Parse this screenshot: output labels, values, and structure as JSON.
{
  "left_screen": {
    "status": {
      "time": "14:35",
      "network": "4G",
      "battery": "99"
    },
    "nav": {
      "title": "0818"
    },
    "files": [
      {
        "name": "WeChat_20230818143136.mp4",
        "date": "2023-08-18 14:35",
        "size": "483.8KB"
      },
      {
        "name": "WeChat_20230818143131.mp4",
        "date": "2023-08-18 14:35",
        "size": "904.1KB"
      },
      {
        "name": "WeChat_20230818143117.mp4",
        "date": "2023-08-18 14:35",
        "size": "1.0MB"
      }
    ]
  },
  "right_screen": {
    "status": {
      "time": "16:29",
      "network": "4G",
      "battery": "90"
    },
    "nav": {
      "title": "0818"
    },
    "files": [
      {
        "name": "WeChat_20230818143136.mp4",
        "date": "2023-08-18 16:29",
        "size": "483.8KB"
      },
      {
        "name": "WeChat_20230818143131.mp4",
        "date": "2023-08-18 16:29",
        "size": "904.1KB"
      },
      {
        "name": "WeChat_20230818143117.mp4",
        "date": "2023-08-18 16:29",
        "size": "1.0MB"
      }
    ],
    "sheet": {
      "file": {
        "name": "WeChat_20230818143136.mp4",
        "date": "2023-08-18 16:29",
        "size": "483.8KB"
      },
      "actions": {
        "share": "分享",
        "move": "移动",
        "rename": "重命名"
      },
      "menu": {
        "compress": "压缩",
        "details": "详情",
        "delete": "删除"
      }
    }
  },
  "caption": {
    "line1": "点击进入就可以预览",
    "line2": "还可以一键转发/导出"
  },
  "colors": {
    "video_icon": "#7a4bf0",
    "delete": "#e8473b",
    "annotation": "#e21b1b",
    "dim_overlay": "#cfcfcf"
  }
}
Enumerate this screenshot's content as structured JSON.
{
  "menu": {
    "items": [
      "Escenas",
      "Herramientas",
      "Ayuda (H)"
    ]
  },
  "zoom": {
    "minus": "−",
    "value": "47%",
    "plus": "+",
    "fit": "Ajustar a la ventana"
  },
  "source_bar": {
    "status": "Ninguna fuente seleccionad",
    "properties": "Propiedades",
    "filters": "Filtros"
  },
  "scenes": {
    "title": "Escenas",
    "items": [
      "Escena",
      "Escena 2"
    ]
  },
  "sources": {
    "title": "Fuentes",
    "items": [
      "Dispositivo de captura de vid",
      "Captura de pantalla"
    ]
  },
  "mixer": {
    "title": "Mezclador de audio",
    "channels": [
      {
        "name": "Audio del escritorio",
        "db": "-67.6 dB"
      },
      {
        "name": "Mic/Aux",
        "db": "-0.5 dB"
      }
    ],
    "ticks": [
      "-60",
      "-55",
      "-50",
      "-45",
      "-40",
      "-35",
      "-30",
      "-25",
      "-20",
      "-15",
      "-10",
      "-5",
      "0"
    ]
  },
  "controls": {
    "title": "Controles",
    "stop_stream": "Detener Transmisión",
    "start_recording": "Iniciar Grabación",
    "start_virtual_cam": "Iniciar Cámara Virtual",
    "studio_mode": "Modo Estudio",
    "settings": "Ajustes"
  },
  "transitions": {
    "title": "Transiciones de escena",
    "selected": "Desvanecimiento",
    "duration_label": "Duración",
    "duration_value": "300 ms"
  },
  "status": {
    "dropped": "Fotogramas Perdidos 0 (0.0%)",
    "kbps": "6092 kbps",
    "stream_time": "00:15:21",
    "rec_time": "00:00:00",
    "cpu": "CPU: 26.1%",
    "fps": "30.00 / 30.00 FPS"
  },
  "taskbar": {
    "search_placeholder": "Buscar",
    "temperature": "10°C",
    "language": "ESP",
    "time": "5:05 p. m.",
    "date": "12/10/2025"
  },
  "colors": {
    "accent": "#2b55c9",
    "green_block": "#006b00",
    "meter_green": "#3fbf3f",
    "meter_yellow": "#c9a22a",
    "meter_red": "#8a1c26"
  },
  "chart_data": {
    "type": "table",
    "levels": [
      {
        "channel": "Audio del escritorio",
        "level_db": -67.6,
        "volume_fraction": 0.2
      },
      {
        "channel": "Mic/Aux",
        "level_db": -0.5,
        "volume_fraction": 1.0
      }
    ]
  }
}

** Requirements **
Return all of the entries word for word.

** Solved problem **
Parse this screenshot: output labels, values, and structure as JSON.
{
  "left_screen": {
    "status": {
      "time": "14:35",
      "network": "4G",
      "battery": "99"
    },
    "nav": {
      "title": "0818"
    },
    "files": [
      {
        "name": "WeChat_20230818143136.mp4",
        "date": "2023-08-18 14:35",
        "size": "483.8KB"
      },
      {
        "name": "WeChat_20230818143131.mp4",
        "date": "2023-08-18 14:35",
        "size": "904.1KB"
      },
      {
        "name": "WeChat_20230818143117.mp4",
        "date": "2023-08-18 14:35",
        "size": "1.0MB"
      }
    ]
  },
  "right_screen": {
    "status": {
      "time": "16:29",
      "network": "4G",
      "battery": "90"
    },
    "nav": {
      "title": "0818"
    },
    "files": [
      {
        "name": "WeChat_20230818143136.mp4",
        "date": "2023-08-18 16:29",
        "size": "483.8KB"
      },
      {
        "name": "WeChat_20230818143131.mp4",
        "date": "2023-08-18 16:29",
        "size": "904.1KB"
      },
      {
        "name": "WeChat_20230818143117.mp4",
        "date": "2023-08-18 16:29",
        "size": "1.0MB"
      }
    ],
    "sheet": {
      "file": {
        "name": "WeChat_20230818143136.mp4",
        "date": "2023-08-18 16:29",
        "size": "483.8KB"
      },
      "actions": {
        "share": "分享",
        "move": "移动",
        "rename": "重命名"
      },
      "menu": {
        "compress": "压缩",
        "details": "详情",
        "delete": "删除"
      }
    }
  },
  "caption": {
    "line1": "点击进入就可以预览",
    "line2": "还可以一键转发/导出"
  },
  "colors": {
    "video_icon": "#7a4bf0",
    "delete": "#e8473b",
    "annotation": "#e21b1b",
    "dim_overlay": "#cfcfcf"
  }
}
Enumerate this screenshot's content as structured JSON.
{
  "menu": {
    "items": [
      "Escenas",
      "Herramientas",
      "Ayuda (H)"
    ]
  },
  "zoom": {
    "minus": "−",
    "value": "47%",
    "plus": "+",
    "fit": "Ajustar a la ventana"
  },
  "source_bar": {
    "status": "Ninguna fuente seleccionad",
    "properties": "Propiedades",
    "filters": "Filtros"
  },
  "scenes": {
    "title": "Escenas",
    "items": [
      "Escena",
      "Escena 2"
    ]
  },
  "sources": {
    "title": "Fuentes",
    "items": [
      "Dispositivo de captura de vid",
      "Captura de pantalla"
    ]
  },
  "mixer": {
    "title": "Mezclador de audio",
    "channels": [
      {
        "name": "Audio del escritorio",
        "db": "-67.6 dB"
      },
      {
        "name": "Mic/Aux",
        "db": "-0.5 dB"
      }
    ],
    "ticks": [
      "-60",
      "-55",
      "-50",
      "-45",
      "-40",
      "-35",
      "-30",
      "-25",
      "-20",
      "-15",
      "-10",
      "-5",
      "0"
    ]
  },
  "controls": {
    "title": "Controles",
    "stop_stream": "Detener Transmisión",
    "start_recording": "Iniciar Grabación",
    "start_virtual_cam": "Iniciar Cámara Virtual",
    "studio_mode": "Modo Estudio",
    "settings": "Ajustes"
  },
  "transitions": {
    "title": "Transiciones de escena",
    "selected": "Desvanecimiento",
    "duration_label": "Duración",
    "duration_value": "300 ms"
  },
  "status": {
    "dropped": "Fotogramas Perdidos 0 (0.0%)",
    "kbps": "6092 kbps",
    "stream_time": "00:15:21",
    "rec_time": "00:00:00",
    "cpu": "CPU: 26.1%",
    "fps": "30.00 / 30.00 FPS"
  },
  "taskbar": {
    "search_placeholder": "Buscar",
    "temperature": "10°C",
    "language": "ESP",
    "time": "5:05 p. m.",
    "date": "12/10/2025"
  },
  "colors": {
    "accent": "#2b55c9",
    "green_block": "#006b00",
    "meter_green": "#3fbf3f",
    "meter_yellow": "#c9a22a",
    "meter_red": "#8a1c26"
  },
  "chart_data": {
    "type": "table",
    "levels": [
      {
        "channel": "Audio del escritorio",
        "level_db": -67.6,
        "volume_fraction": 0.2
      },
      {
        "channel": "Mic/Aux",
        "level_db": -0.5,
        "volume_fraction": 1.0
      }
    ]
  }
}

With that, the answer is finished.